* [Problem]
Render the rows below as a Markdown table with two columns, No and Text, giving each row's number and its line. Leave out blank lines and pictures.

* [Entries shown]
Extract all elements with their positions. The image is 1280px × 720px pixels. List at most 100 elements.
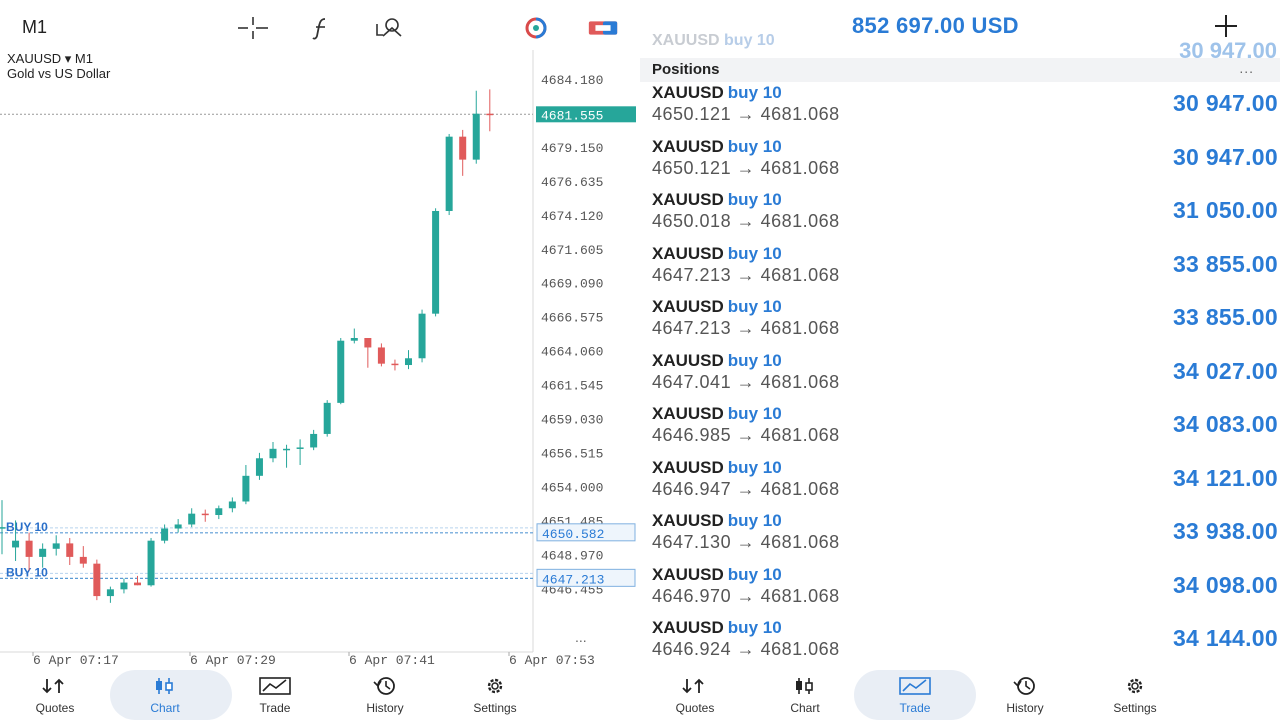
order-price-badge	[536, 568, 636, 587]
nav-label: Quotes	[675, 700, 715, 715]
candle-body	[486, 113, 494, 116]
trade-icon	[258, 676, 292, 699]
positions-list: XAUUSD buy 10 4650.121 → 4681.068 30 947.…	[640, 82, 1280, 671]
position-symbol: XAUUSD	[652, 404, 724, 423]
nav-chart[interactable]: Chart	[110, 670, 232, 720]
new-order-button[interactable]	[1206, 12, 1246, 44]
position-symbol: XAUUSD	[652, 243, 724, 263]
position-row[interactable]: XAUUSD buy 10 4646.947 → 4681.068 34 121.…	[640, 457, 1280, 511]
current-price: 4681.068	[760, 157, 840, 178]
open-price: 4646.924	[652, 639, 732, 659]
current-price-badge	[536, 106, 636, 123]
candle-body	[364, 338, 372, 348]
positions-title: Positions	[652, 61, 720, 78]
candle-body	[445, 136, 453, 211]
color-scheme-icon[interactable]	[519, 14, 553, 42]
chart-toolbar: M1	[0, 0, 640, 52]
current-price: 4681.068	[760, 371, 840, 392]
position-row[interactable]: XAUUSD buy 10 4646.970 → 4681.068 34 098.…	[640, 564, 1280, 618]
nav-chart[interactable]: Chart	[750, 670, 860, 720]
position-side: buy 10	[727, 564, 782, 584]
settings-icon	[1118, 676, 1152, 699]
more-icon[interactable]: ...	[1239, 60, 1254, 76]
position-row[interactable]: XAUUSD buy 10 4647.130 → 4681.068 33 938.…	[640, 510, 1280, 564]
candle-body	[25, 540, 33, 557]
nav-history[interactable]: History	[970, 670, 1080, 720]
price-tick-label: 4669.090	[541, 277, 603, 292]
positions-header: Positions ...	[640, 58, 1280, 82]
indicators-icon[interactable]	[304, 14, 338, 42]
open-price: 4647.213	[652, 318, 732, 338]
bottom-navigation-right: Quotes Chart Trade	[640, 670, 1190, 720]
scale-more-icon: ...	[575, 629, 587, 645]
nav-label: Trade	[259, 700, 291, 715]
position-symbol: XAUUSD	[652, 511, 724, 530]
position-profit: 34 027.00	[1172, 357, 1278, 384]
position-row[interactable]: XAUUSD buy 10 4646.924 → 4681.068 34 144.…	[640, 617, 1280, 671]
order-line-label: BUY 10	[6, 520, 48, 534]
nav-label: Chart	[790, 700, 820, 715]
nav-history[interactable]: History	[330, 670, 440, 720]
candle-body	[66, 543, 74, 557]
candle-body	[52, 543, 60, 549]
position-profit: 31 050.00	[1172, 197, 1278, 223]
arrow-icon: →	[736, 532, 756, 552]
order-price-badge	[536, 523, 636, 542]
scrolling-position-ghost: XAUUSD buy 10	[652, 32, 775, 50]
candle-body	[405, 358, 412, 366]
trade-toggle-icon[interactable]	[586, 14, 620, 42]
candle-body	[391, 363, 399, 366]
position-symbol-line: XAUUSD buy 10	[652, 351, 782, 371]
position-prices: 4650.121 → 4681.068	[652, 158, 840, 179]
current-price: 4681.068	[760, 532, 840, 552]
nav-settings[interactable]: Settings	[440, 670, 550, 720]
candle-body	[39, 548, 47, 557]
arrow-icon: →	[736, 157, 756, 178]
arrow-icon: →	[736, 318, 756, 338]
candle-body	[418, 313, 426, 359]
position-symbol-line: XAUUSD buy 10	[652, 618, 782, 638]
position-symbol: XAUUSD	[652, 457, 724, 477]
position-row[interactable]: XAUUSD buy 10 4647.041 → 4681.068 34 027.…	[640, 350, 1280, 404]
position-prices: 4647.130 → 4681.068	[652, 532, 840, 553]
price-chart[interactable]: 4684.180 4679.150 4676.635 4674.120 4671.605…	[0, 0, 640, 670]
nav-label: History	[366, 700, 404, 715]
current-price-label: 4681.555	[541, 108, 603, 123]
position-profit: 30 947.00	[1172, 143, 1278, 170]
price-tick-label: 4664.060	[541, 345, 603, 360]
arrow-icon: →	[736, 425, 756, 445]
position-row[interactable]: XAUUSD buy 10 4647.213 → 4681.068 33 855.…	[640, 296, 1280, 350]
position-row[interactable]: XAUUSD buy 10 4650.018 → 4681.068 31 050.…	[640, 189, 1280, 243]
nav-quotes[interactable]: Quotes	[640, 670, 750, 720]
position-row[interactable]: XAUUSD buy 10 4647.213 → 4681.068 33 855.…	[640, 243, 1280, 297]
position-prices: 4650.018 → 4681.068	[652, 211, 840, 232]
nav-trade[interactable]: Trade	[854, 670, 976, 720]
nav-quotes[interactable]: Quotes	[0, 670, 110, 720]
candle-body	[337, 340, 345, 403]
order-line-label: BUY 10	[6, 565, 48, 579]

* [Result of the exercise]
| No | Text |
|---|---|
| 1 | Extract all elements with their positions. The image is 1280px × 720px pixels. List at most 100 elements. |
| 2 | order-price-badge	[536, 568, 636, 587] |
| 3 | nav-label: Quotes	[675, 700, 715, 715] |
| 4 | candle-body	[486, 113, 494, 116] |
| 5 | trade-icon	[258, 676, 292, 699] |
| 6 | positions-list: XAUUSD buy 10 4650.121 → 4681.068 30 947.…	[640, 82, 1280, 671] |
| 7 | position-symbol: XAUUSD	[652, 404, 724, 423] |
| 8 | nav-chart[interactable]: Chart	[110, 670, 232, 720] |
| 9 | new-order-button[interactable]	[1206, 12, 1246, 44] |
| 10 | position-symbol: XAUUSD	[652, 243, 724, 263] |
| 11 | position-row[interactable]: XAUUSD buy 10 4646.947 → 4681.068 34 121.…	[640, 457, 1280, 511] |
| 12 | current-price: 4681.068	[760, 157, 840, 178] |
| 13 | open-price: 4646.924	[652, 639, 732, 659] |
| 14 | current-price-badge	[536, 106, 636, 123] |
| 15 | candle-body	[364, 338, 372, 348] |
| 16 | positions-title: Positions	[652, 61, 720, 78] |
| 17 | candle-body	[445, 136, 453, 211] |
| 18 | color-scheme-icon[interactable]	[519, 14, 553, 42] |
| 19 | chart-toolbar: M1	[0, 0, 640, 52] |
| 20 | current-price: 4681.068	[760, 371, 840, 392] |
| 21 | position-row[interactable]: XAUUSD buy 10 4646.970 → 4681.068 34 098.…	[640, 564, 1280, 618] |
| 22 | nav-chart[interactable]: Chart	[750, 670, 860, 720] |
| 23 | position-side: buy 10	[727, 564, 782, 584] |
| 24 | settings-icon	[1118, 676, 1152, 699] |
| 25 | more-icon[interactable]: ...	[1239, 60, 1254, 76] |
| 26 | position-row[interactable]: XAUUSD buy 10 4647.130 → 4681.068 33 938.…	[640, 510, 1280, 564] |
| 27 | candle-body	[25, 540, 33, 557] |
| 28 | nav-history[interactable]: History	[970, 670, 1080, 720] |
| 29 | price-tick-label: 4669.090	[541, 277, 603, 292] |
| 30 | positions-header: Positions ...	[640, 58, 1280, 82] |
| 31 | indicators-icon[interactable]	[304, 14, 338, 42] |
| 32 | open-price: 4647.213	[652, 318, 732, 338] |
| 33 | bottom-navigation-right: Quotes Chart Trade	[640, 670, 1190, 720] |
| 34 | scale-more-icon: ...	[575, 629, 587, 645] |
| 35 | nav-label: Trade	[259, 700, 291, 715] |
| 36 | position-symbol: XAUUSD	[652, 511, 724, 530] |
| 37 | position-profit: 34 027.00	[1172, 357, 1278, 384] |
| 38 | position-row[interactable]: XAUUSD buy 10 4646.924 → 4681.068 34 144.…	[640, 617, 1280, 671] |
| 39 | order-line-label: BUY 10	[6, 520, 48, 534] |
| 40 | nav-label: Chart	[790, 700, 820, 715] |
| 41 | nav-history[interactable]: History	[330, 670, 440, 720] |
| 42 | candle-body	[66, 543, 74, 557] |
| 43 | candle-body	[52, 543, 60, 549] |
| 44 | position-profit: 31 050.00	[1172, 197, 1278, 223] |
| 45 | arrow-icon: →	[736, 532, 756, 552] |
| 46 | order-price-badge	[536, 523, 636, 542] |
| 47 | scrolling-position-ghost: XAUUSD buy 10	[652, 32, 775, 50] |
| 48 | candle-body	[405, 358, 412, 366] |
| 49 | trade-toggle-icon[interactable]	[586, 14, 620, 42] |
| 50 | candle-body	[391, 363, 399, 366] |
| 51 | position-symbol-line: XAUUSD buy 10	[652, 351, 782, 371] |
| 52 | position-prices: 4650.121 → 4681.068	[652, 158, 840, 179] |
| 53 | current-price: 4681.068	[760, 532, 840, 552] |
| 54 | nav-settings[interactable]: Settings	[440, 670, 550, 720] |
| 55 | candle-body	[39, 548, 47, 557] |
| 56 | arrow-icon: →	[736, 157, 756, 178] |
| 57 | arrow-icon: →	[736, 318, 756, 338] |
| 58 | candle-body	[418, 313, 426, 359] |
| 59 | position-symbol-line: XAUUSD buy 10	[652, 618, 782, 638] |
| 60 | position-symbol: XAUUSD	[652, 457, 724, 477] |
| 61 | position-row[interactable]: XAUUSD buy 10 4647.041 → 4681.068 34 027.…	[640, 350, 1280, 404] |
| 62 | position-prices: 4647.130 → 4681.068	[652, 532, 840, 553] |
| 63 | price-chart[interactable]: 4684.180 4679.150 4676.635 4674.120 4671.605…	[0, 0, 640, 670] |
| 64 | nav-label: History	[366, 700, 404, 715] |
| 65 | current-price-label: 4681.555	[541, 108, 603, 123] |
| 66 | position-profit: 30 947.00	[1172, 143, 1278, 170] |
| 67 | price-tick-label: 4664.060	[541, 345, 603, 360] |
| 68 | arrow-icon: →	[736, 425, 756, 445] |
| 69 | position-row[interactable]: XAUUSD buy 10 4647.213 → 4681.068 33 855.…	[640, 296, 1280, 350] |
| 70 | position-row[interactable]: XAUUSD buy 10 4650.018 → 4681.068 31 050.…	[640, 189, 1280, 243] |
| 71 | nav-quotes[interactable]: Quotes	[640, 670, 750, 720] |
| 72 | position-row[interactable]: XAUUSD buy 10 4647.213 → 4681.068 33 855.…	[640, 243, 1280, 297] |
| 73 | position-prices: 4650.018 → 4681.068	[652, 211, 840, 232] |
| 74 | nav-trade[interactable]: Trade	[854, 670, 976, 720] |
| 75 | nav-quotes[interactable]: Quotes	[0, 670, 110, 720] |
| 76 | candle-body	[337, 340, 345, 403] |
| 77 | order-line-label: BUY 10	[6, 565, 48, 579] |